Using the records below, locate all lines containing "triorganochlorosilanes" and return them.

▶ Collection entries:
[start]

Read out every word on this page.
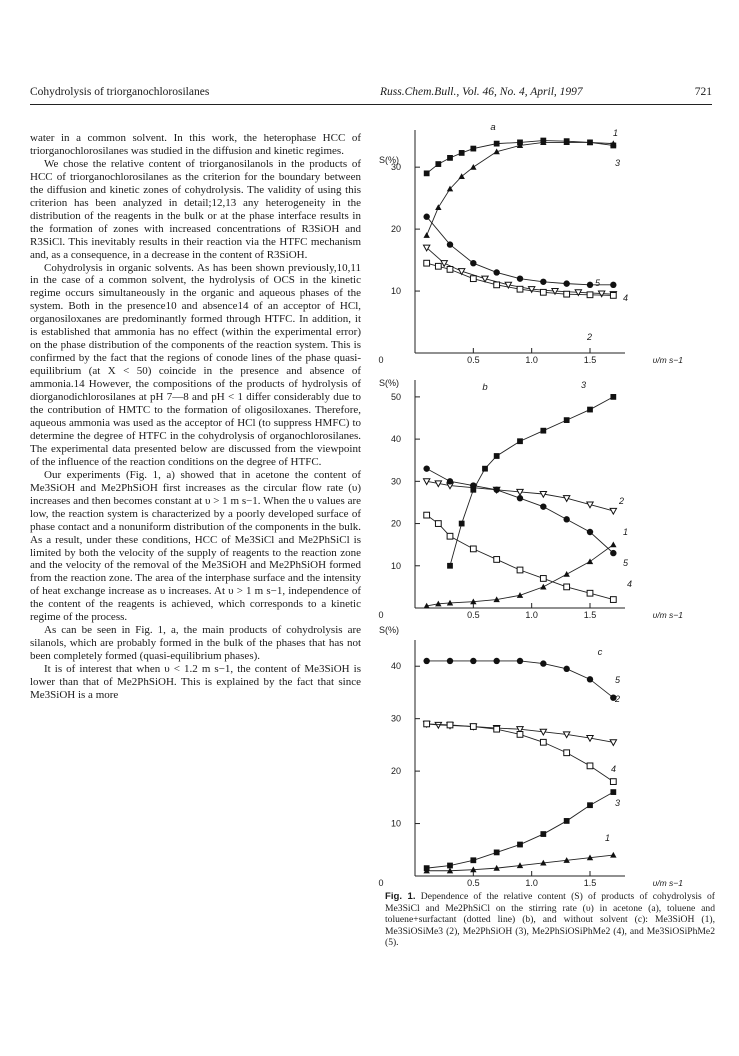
Cohydrolysis of triorganochlorosilanes	Russ.Chem.Bull., Vol. 46, No. 4, April, 1997	721

water in a common solvent. In this work, the heterophase HCC of triorganochlorosilanes was studied in the diffusion and kinetic regimes.

We chose the relative content of triorganosilanols in the products of HCC of triorganochlorosilanes as the criterion for the boundary between the diffusion and kinetic zones of cohydrolysis. The validity of using this criterion has been analyzed in detail;12,13 any heterogeneity in the distribution of the reagents in the bulk or at the phase interface results in the formation of zones with increased concentrations of R3SiOH and R3SiCl. This inevitably results in their reaction via the HTFC mechanism and, as a consequence, in a decrease in the content of R3SiOH.

Cohydrolysis in organic solvents. As has been shown previously,10,11 in the case of a common solvent, the hydrolysis of OCS in the kinetic regime occurs simultaneously in the organic and aqueous phases of the system. Both in the presence10 and absence14 of an acceptor of HCl, organosiloxanes are predominantly formed through HTFC. In addition, it is established that ammonia has no effect (within the experimental error) on the phase distribution of the components of the reaction system. This is confirmed by the fact that the regions of conode lines of the phase quasi-equilibrium (at X < 50) coincide in the presence and absence of ammonia.14 However, the compositions of the products of hydrolysis of diorganodichlorosilanes at pH 7—8 and pH < 1 differ considerably due to the contribution of HMTC to the formation of oligosiloxanes. Therefore, aqueous ammonia was used as the acceptor of HCl (to suppress HMFC) to determine the degree of HTFC in the cohydrolysis of organochlorosilanes. The experimental data presented below are discussed from the viewpoint of the influence of the reaction conditions on the degree of HTFC.

Our experiments (Fig. 1, a) showed that in acetone the content of Me3SiOH and Me2PhSiOH first increases as the circular flow rate (υ) increases and then becomes constant at υ > 1 m s−1. When the υ values are low, the reaction system is characterized by a poorly developed surface of phase contact and a nonuniform distribution of the components in the bulk. As a result, under these conditions, HCC of Me3SiCl and Me2PhSiCl is limited by both the velocity of the supply of reagents to the reaction zone and the velocity of the removal of the Me3SiOH and Me2PhSiOH formed from the reaction zone. The area of the interphase surface and the intensity of heat exchange increase as υ increases. At υ > 1 m s−1, independence of the content of the reagents is achieved, which corresponds to a kinetic regime of the process.

As can be seen in Fig. 1, a, the main products of cohydrolysis are silanols, which are probably formed in the bulk of the phases that has not been completely formed (quasi-equilibrium phases).

It is of interest that when υ < 1.2 m s−1, the content of Me3SiOH is lower than that of Me2PhSiOH. This is explained by the fact that since Me3SiOH is a more

10
20
30
0.5	1.0	1.5	υ/m s−1
0
S(%)
a	1
2
3
4
5
10
20
30
40
50
0.5	1.0	1.5	υ/m s−1
0
S(%)	b
1
2
3
4
5
10
20
30
40
0.5	1.0	1.5	υ/m s−1
0
S(%)
c
1
2
3
4
5
Fig. 1. Dependence of the relative content (S) of products of cohydrolysis of Me3SiCl and Me2PhSiCl on the stirring rate (υ) in acetone (a), toluene and toluene+surfactant (dotted line) (b), and without solvent (c): Me3SiOH (1), Me3SiOSiMe3 (2), Me2PhSiOH (3), Me2PhSiOSiPhMe2 (4), and Me3SiOSiPhMe2 (5).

[end]

▶ CORRECT RESPONSE:
Cohydrolysis of triorganochlorosilanes	Russ.Chem.Bull., Vol. 46, No. 4, April, 1997	721
water in a common solvent. In this work, the heterophase HCC of triorganochlorosilanes was studied in the diffusion and kinetic regimes.
We chose the relative content of triorganosilanols in the products of HCC of triorganochlorosilanes as the criterion for the boundary between the diffusion and kinetic zones of cohydrolysis. The validity of using this criterion has been analyzed in detail;12,13 any heterogeneity in the distribution of the reagents in the bulk or at the phase interface results in the formation of zones with increased concentrations of R3SiOH and R3SiCl. This inevitably results in their reaction via the HTFC mechanism and, as a consequence, in a decrease in the content of R3SiOH.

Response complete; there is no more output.